| TASK INSTRUCTIONS |
Could you present every line of the records below as a numbered list, skipping any blank lines?

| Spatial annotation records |
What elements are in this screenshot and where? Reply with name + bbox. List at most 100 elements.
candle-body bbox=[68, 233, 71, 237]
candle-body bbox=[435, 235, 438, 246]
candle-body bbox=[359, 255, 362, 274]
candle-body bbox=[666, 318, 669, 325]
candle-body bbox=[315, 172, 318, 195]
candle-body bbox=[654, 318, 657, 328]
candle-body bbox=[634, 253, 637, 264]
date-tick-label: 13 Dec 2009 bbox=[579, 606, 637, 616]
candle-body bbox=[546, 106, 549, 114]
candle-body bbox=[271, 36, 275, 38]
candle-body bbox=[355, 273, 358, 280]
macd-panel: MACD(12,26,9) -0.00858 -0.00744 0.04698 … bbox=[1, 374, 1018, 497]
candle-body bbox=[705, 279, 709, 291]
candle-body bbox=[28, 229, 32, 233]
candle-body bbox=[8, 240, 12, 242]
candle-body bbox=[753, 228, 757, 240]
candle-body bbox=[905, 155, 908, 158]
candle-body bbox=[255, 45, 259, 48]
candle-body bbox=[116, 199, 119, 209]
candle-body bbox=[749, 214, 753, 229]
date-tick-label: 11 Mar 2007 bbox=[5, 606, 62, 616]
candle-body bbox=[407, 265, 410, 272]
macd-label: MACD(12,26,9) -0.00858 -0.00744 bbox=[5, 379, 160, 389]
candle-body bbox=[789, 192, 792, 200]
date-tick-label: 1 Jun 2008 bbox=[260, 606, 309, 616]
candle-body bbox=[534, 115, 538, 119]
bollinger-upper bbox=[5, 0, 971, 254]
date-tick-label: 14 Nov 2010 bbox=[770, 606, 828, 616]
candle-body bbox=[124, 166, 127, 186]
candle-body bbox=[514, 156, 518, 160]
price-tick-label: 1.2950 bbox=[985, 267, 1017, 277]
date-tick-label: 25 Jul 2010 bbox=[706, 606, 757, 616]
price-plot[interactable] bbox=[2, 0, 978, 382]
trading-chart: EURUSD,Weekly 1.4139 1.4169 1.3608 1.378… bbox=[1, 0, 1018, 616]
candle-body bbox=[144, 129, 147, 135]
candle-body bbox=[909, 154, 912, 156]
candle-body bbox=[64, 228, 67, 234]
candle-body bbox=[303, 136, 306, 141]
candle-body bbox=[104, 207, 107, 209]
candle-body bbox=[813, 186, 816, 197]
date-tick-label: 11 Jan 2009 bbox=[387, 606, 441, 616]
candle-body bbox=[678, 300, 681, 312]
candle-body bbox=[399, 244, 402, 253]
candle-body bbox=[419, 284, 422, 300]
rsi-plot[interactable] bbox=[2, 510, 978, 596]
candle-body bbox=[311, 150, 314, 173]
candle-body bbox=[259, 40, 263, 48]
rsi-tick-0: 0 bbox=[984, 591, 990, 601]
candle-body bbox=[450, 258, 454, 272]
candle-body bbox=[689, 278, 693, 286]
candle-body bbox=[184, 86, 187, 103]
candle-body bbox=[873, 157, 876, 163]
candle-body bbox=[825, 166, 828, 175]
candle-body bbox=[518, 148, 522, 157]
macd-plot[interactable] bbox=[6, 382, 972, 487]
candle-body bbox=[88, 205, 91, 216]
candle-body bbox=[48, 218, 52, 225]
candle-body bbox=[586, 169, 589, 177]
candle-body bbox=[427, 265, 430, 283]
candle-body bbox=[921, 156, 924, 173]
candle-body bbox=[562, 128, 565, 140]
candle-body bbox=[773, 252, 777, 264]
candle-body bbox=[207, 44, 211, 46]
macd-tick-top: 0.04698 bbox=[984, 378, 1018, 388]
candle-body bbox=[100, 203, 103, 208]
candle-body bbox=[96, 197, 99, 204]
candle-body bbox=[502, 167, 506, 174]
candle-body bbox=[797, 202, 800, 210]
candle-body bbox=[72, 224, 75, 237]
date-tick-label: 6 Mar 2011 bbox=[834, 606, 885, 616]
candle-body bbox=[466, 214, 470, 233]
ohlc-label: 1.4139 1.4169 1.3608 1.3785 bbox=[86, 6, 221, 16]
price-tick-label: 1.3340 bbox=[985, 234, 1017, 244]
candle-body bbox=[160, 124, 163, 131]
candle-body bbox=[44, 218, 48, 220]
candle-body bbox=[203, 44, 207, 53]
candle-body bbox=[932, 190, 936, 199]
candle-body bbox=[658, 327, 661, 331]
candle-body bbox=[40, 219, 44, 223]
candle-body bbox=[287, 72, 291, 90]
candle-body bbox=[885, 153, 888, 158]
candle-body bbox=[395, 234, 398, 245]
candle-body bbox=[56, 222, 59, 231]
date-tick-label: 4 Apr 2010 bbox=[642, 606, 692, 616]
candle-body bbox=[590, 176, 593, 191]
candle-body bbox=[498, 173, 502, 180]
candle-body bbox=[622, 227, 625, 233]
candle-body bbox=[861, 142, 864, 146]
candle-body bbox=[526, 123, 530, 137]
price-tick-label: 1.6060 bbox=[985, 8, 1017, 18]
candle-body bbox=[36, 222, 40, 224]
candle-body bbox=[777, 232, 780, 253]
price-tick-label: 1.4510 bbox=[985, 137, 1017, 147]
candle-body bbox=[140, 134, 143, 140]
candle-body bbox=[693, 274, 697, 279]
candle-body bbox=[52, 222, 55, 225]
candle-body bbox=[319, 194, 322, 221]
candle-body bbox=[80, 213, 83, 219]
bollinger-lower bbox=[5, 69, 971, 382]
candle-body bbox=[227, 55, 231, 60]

| OUTPUT FOR THIS TASK |
1. What elements are in this screenshot and where? Reply with name + bbox. List at most 100 elements.
2. candle-body bbox=[68, 233, 71, 237]
3. candle-body bbox=[435, 235, 438, 246]
4. candle-body bbox=[359, 255, 362, 274]
5. candle-body bbox=[666, 318, 669, 325]
6. candle-body bbox=[315, 172, 318, 195]
7. candle-body bbox=[654, 318, 657, 328]
8. candle-body bbox=[634, 253, 637, 264]
9. date-tick-label: 13 Dec 2009 bbox=[579, 606, 637, 616]
10. candle-body bbox=[546, 106, 549, 114]
11. candle-body bbox=[271, 36, 275, 38]
12. candle-body bbox=[355, 273, 358, 280]
13. macd-panel: MACD(12,26,9) -0.00858 -0.00744 0.04698 … bbox=[1, 374, 1018, 497]
14. candle-body bbox=[705, 279, 709, 291]
15. candle-body bbox=[28, 229, 32, 233]
16. candle-body bbox=[8, 240, 12, 242]
17. candle-body bbox=[753, 228, 757, 240]
18. candle-body bbox=[905, 155, 908, 158]
19. candle-body bbox=[255, 45, 259, 48]
20. candle-body bbox=[116, 199, 119, 209]
21. candle-body bbox=[749, 214, 753, 229]
22. date-tick-label: 11 Mar 2007 bbox=[5, 606, 62, 616]
23. candle-body bbox=[407, 265, 410, 272]
24. macd-label: MACD(12,26,9) -0.00858 -0.00744 bbox=[5, 379, 160, 389]
25. candle-body bbox=[789, 192, 792, 200]
26. date-tick-label: 1 Jun 2008 bbox=[260, 606, 309, 616]
27. candle-body bbox=[534, 115, 538, 119]
28. bollinger-upper bbox=[5, 0, 971, 254]
29. date-tick-label: 14 Nov 2010 bbox=[770, 606, 828, 616]
30. candle-body bbox=[124, 166, 127, 186]
31. candle-body bbox=[514, 156, 518, 160]
32. price-tick-label: 1.2950 bbox=[985, 267, 1017, 277]
33. date-tick-label: 25 Jul 2010 bbox=[706, 606, 757, 616]
34. price-plot[interactable] bbox=[2, 0, 978, 382]
35. trading-chart: EURUSD,Weekly 1.4139 1.4169 1.3608 1.378… bbox=[1, 0, 1018, 616]
36. candle-body bbox=[144, 129, 147, 135]
37. candle-body bbox=[909, 154, 912, 156]
38. candle-body bbox=[64, 228, 67, 234]
39. candle-body bbox=[303, 136, 306, 141]
40. candle-body bbox=[104, 207, 107, 209]
41. candle-body bbox=[813, 186, 816, 197]
42. date-tick-label: 11 Jan 2009 bbox=[387, 606, 441, 616]
43. candle-body bbox=[678, 300, 681, 312]
44. candle-body bbox=[399, 244, 402, 253]
45. candle-body bbox=[419, 284, 422, 300]
46. rsi-plot[interactable] bbox=[2, 510, 978, 596]
47. candle-body bbox=[311, 150, 314, 173]
48. candle-body bbox=[259, 40, 263, 48]
49. rsi-tick-0: 0 bbox=[984, 591, 990, 601]
50. candle-body bbox=[450, 258, 454, 272]
51. candle-body bbox=[689, 278, 693, 286]
52. candle-body bbox=[184, 86, 187, 103]
53. candle-body bbox=[873, 157, 876, 163]
54. candle-body bbox=[825, 166, 828, 175]
55. candle-body bbox=[518, 148, 522, 157]
56. macd-plot[interactable] bbox=[6, 382, 972, 487]
57. candle-body bbox=[88, 205, 91, 216]
58. candle-body bbox=[48, 218, 52, 225]
59. candle-body bbox=[586, 169, 589, 177]
60. candle-body bbox=[427, 265, 430, 283]
61. candle-body bbox=[921, 156, 924, 173]
62. candle-body bbox=[562, 128, 565, 140]
63. candle-body bbox=[773, 252, 777, 264]
64. candle-body bbox=[207, 44, 211, 46]
65. macd-tick-top: 0.04698 bbox=[984, 378, 1018, 388]
66. candle-body bbox=[100, 203, 103, 208]
67. candle-body bbox=[96, 197, 99, 204]
68. candle-body bbox=[502, 167, 506, 174]
69. candle-body bbox=[797, 202, 800, 210]
70. candle-body bbox=[72, 224, 75, 237]
71. date-tick-label: 6 Mar 2011 bbox=[834, 606, 885, 616]
72. candle-body bbox=[466, 214, 470, 233]
73. ohlc-label: 1.4139 1.4169 1.3608 1.3785 bbox=[86, 6, 221, 16]
74. price-tick-label: 1.3340 bbox=[985, 234, 1017, 244]
75. candle-body bbox=[160, 124, 163, 131]
76. candle-body bbox=[44, 218, 48, 220]
77. candle-body bbox=[203, 44, 207, 53]
78. candle-body bbox=[932, 190, 936, 199]
79. candle-body bbox=[658, 327, 661, 331]
80. candle-body bbox=[40, 219, 44, 223]
81. candle-body bbox=[287, 72, 291, 90]
82. candle-body bbox=[885, 153, 888, 158]
83. candle-body bbox=[395, 234, 398, 245]
84. candle-body bbox=[56, 222, 59, 231]
85. date-tick-label: 4 Apr 2010 bbox=[642, 606, 692, 616]
86. candle-body bbox=[590, 176, 593, 191]
87. candle-body bbox=[498, 173, 502, 180]
88. candle-body bbox=[622, 227, 625, 233]
89. candle-body bbox=[861, 142, 864, 146]
90. candle-body bbox=[526, 123, 530, 137]
91. price-tick-label: 1.6060 bbox=[985, 8, 1017, 18]
92. candle-body bbox=[36, 222, 40, 224]
93. candle-body bbox=[777, 232, 780, 253]
94. price-tick-label: 1.4510 bbox=[985, 137, 1017, 147]
95. candle-body bbox=[140, 134, 143, 140]
96. candle-body bbox=[693, 274, 697, 279]
97. candle-body bbox=[52, 222, 55, 225]
98. candle-body bbox=[319, 194, 322, 221]
99. candle-body bbox=[80, 213, 83, 219]
100. bollinger-lower bbox=[5, 69, 971, 382]
101. candle-body bbox=[227, 55, 231, 60]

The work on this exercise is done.